**DATASET EXCERPTS:**
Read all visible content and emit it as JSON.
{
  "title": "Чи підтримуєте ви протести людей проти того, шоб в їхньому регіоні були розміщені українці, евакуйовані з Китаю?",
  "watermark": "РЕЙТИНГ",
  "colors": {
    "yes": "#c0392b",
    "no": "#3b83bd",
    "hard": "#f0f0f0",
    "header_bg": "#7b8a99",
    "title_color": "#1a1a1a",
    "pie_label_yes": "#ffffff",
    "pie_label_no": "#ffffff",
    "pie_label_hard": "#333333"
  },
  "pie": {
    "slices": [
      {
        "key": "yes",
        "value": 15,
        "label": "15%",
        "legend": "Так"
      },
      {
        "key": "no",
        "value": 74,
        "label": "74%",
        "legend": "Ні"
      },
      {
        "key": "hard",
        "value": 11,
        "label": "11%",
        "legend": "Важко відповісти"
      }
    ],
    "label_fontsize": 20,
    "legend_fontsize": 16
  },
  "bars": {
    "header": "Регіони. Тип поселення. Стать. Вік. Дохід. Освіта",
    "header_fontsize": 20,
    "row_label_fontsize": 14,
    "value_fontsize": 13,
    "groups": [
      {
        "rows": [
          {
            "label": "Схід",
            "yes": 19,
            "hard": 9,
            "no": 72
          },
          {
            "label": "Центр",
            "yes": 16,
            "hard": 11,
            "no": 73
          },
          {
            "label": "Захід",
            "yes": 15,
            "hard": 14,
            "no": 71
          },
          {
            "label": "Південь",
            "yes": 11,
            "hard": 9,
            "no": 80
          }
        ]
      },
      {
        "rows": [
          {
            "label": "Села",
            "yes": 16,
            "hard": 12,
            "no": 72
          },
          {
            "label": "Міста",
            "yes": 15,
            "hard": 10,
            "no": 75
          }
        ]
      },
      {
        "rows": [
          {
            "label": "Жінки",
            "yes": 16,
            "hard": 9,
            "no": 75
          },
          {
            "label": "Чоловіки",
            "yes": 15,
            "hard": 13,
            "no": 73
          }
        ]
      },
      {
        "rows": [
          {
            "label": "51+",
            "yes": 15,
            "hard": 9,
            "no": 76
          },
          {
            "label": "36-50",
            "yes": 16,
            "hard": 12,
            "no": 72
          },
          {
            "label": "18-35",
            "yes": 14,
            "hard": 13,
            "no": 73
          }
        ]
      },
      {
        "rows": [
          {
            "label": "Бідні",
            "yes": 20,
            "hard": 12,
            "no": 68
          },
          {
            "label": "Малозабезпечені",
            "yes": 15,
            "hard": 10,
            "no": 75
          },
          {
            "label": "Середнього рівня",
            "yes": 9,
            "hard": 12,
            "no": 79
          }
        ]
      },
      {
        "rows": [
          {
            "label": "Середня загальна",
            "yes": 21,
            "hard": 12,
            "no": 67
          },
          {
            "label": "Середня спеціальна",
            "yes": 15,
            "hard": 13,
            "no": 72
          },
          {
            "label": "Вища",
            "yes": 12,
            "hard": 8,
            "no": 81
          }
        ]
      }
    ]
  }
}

**STATED TASK:** List every line above that contains the word "ffffff".

**OUTPUT:**
    "pie_label_yes": "#ffffff",
    "pie_label_no": "#ffffff",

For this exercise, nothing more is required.